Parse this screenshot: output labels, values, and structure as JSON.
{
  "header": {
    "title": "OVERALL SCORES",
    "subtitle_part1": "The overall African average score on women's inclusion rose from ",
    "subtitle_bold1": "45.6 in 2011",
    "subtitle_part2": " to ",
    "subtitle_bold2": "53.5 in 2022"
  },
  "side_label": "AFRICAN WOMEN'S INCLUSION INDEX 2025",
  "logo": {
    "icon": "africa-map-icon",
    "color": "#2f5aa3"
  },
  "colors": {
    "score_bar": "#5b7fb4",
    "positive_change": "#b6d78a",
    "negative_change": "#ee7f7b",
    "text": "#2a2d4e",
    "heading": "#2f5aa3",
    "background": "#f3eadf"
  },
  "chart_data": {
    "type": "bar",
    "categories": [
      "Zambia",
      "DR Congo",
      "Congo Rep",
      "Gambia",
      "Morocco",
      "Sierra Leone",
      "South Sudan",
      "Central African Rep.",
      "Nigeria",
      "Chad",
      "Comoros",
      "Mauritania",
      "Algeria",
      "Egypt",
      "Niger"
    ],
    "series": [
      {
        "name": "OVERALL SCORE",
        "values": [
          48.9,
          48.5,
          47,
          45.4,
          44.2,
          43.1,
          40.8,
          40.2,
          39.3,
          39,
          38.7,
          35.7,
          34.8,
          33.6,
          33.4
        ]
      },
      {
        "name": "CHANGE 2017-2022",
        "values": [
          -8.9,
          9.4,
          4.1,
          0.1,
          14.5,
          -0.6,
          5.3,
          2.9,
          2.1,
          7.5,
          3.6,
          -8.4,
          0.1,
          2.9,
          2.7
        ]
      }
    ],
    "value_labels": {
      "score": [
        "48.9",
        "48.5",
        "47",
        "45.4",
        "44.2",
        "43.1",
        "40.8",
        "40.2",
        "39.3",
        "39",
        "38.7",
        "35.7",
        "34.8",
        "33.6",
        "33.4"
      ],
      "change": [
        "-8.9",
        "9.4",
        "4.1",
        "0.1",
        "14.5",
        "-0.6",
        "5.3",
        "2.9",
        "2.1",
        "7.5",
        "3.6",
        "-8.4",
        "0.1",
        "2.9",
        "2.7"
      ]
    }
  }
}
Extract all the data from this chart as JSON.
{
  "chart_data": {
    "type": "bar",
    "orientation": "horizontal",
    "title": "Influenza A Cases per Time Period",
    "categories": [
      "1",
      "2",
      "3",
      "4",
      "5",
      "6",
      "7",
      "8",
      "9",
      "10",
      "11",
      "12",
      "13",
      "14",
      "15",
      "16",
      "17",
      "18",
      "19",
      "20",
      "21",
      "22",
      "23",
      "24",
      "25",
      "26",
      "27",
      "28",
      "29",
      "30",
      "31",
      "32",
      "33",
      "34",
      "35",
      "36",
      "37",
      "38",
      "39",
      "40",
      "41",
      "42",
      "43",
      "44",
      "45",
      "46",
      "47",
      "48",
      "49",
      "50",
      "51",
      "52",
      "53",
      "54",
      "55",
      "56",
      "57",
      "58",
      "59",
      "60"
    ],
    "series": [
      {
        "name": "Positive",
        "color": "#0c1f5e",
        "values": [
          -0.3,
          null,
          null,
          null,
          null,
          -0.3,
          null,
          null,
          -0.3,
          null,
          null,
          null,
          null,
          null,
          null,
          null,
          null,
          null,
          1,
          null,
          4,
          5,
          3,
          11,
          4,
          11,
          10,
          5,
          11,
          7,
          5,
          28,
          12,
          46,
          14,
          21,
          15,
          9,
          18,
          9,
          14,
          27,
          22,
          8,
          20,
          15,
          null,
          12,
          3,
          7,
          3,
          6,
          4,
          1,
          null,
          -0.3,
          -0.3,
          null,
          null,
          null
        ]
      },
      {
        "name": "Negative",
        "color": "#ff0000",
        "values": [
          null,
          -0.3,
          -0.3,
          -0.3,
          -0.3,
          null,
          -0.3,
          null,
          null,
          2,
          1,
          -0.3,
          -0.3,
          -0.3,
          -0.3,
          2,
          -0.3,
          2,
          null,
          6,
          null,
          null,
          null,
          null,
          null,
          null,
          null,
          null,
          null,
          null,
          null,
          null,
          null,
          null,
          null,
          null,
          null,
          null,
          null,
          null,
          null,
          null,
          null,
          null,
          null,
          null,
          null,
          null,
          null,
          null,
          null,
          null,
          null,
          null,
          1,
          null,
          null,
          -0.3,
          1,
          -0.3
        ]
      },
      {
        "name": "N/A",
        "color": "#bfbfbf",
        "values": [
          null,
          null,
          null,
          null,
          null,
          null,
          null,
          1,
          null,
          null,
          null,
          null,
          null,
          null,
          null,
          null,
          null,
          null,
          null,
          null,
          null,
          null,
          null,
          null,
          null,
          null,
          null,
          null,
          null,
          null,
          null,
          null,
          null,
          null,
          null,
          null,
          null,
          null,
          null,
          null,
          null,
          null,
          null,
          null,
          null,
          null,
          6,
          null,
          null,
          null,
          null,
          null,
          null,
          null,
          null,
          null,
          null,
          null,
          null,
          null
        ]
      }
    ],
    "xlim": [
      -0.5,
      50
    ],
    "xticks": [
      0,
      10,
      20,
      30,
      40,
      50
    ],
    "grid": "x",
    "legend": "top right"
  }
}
========
# Set problem
Your task is to print all of the records exactly.

# Right answer
Parse this screenshot: output labels, values, and structure as JSON.
{
  "header": {
    "title": "OVERALL SCORES",
    "subtitle_part1": "The overall African average score on women's inclusion rose from ",
    "subtitle_bold1": "45.6 in 2011",
    "subtitle_part2": " to ",
    "subtitle_bold2": "53.5 in 2022"
  },
  "side_label": "AFRICAN WOMEN'S INCLUSION INDEX 2025",
  "logo": {
    "icon": "africa-map-icon",
    "color": "#2f5aa3"
  },
  "colors": {
    "score_bar": "#5b7fb4",
    "positive_change": "#b6d78a",
    "negative_change": "#ee7f7b",
    "text": "#2a2d4e",
    "heading": "#2f5aa3",
    "background": "#f3eadf"
  },
  "chart_data": {
    "type": "bar",
    "categories": [
      "Zambia",
      "DR Congo",
      "Congo Rep",
      "Gambia",
      "Morocco",
      "Sierra Leone",
      "South Sudan",
      "Central African Rep.",
      "Nigeria",
      "Chad",
      "Comoros",
      "Mauritania",
      "Algeria",
      "Egypt",
      "Niger"
    ],
    "series": [
      {
        "name": "OVERALL SCORE",
        "values": [
          48.9,
          48.5,
          47,
          45.4,
          44.2,
          43.1,
          40.8,
          40.2,
          39.3,
          39,
          38.7,
          35.7,
          34.8,
          33.6,
          33.4
        ]
      },
      {
        "name": "CHANGE 2017-2022",
        "values": [
          -8.9,
          9.4,
          4.1,
          0.1,
          14.5,
          -0.6,
          5.3,
          2.9,
          2.1,
          7.5,
          3.6,
          -8.4,
          0.1,
          2.9,
          2.7
        ]
      }
    ],
    "value_labels": {
      "score": [
        "48.9",
        "48.5",
        "47",
        "45.4",
        "44.2",
        "43.1",
        "40.8",
        "40.2",
        "39.3",
        "39",
        "38.7",
        "35.7",
        "34.8",
        "33.6",
        "33.4"
      ],
      "change": [
        "-8.9",
        "9.4",
        "4.1",
        "0.1",
        "14.5",
        "-0.6",
        "5.3",
        "2.9",
        "2.1",
        "7.5",
        "3.6",
        "-8.4",
        "0.1",
        "2.9",
        "2.7"
      ]
    }
  }
}
Extract all the data from this chart as JSON.
{
  "chart_data": {
    "type": "bar",
    "orientation": "horizontal",
    "title": "Influenza A Cases per Time Period",
    "categories": [
      "1",
      "2",
      "3",
      "4",
      "5",
      "6",
      "7",
      "8",
      "9",
      "10",
      "11",
      "12",
      "13",
      "14",
      "15",
      "16",
      "17",
      "18",
      "19",
      "20",
      "21",
      "22",
      "23",
      "24",
      "25",
      "26",
      "27",
      "28",
      "29",
      "30",
      "31",
      "32",
      "33",
      "34",
      "35",
      "36",
      "37",
      "38",
      "39",
      "40",
      "41",
      "42",
      "43",
      "44",
      "45",
      "46",
      "47",
      "48",
      "49",
      "50",
      "51",
      "52",
      "53",
      "54",
      "55",
      "56",
      "57",
      "58",
      "59",
      "60"
    ],
    "series": [
      {
        "name": "Positive",
        "color": "#0c1f5e",
        "values": [
          -0.3,
          null,
          null,
          null,
          null,
          -0.3,
          null,
          null,
          -0.3,
          null,
          null,
          null,
          null,
          null,
          null,
          null,
          null,
          null,
          1,
          null,
          4,
          5,
          3,
          11,
          4,
          11,
          10,
          5,
          11,
          7,
          5,
          28,
          12,
          46,
          14,
          21,
          15,
          9,
          18,
          9,
          14,
          27,
          22,
          8,
          20,
          15,
          null,
          12,
          3,
          7,
          3,
          6,
          4,
          1,
          null,
          -0.3,
          -0.3,
          null,
          null,
          null
        ]
      },
      {
        "name": "Negative",
        "color": "#ff0000",
        "values": [
          null,
          -0.3,
          -0.3,
          -0.3,
          -0.3,
          null,
          -0.3,
          null,
          null,
          2,
          1,
          -0.3,
          -0.3,
          -0.3,
          -0.3,
          2,
          -0.3,
          2,
          null,
          6,
          null,
          null,
          null,
          null,
          null,
          null,
          null,
          null,
          null,
          null,
          null,
          null,
          null,
          null,
          null,
          null,
          null,
          null,
          null,
          null,
          null,
          null,
          null,
          null,
          null,
          null,
          null,
          null,
          null,
          null,
          null,
          null,
          null,
          null,
          1,
          null,
          null,
          -0.3,
          1,
          -0.3
        ]
      },
      {
        "name": "N/A",
        "color": "#bfbfbf",
        "values": [
          null,
          null,
          null,
          null,
          null,
          null,
          null,
          1,
          null,
          null,
          null,
          null,
          null,
          null,
          null,
          null,
          null,
          null,
          null,
          null,
          null,
          null,
          null,
          null,
          null,
          null,
          null,
          null,
          null,
          null,
          null,
          null,
          null,
          null,
          null,
          null,
          null,
          null,
          null,
          null,
          null,
          null,
          null,
          null,
          null,
          null,
          6,
          null,
          null,
          null,
          null,
          null,
          null,
          null,
          null,
          null,
          null,
          null,
          null,
          null
        ]
      }
    ],
    "xlim": [
      -0.5,
      50
    ],
    "xticks": [
      0,
      10,
      20,
      30,
      40,
      50
    ],
    "grid": "x",
    "legend": "top right"
  }
}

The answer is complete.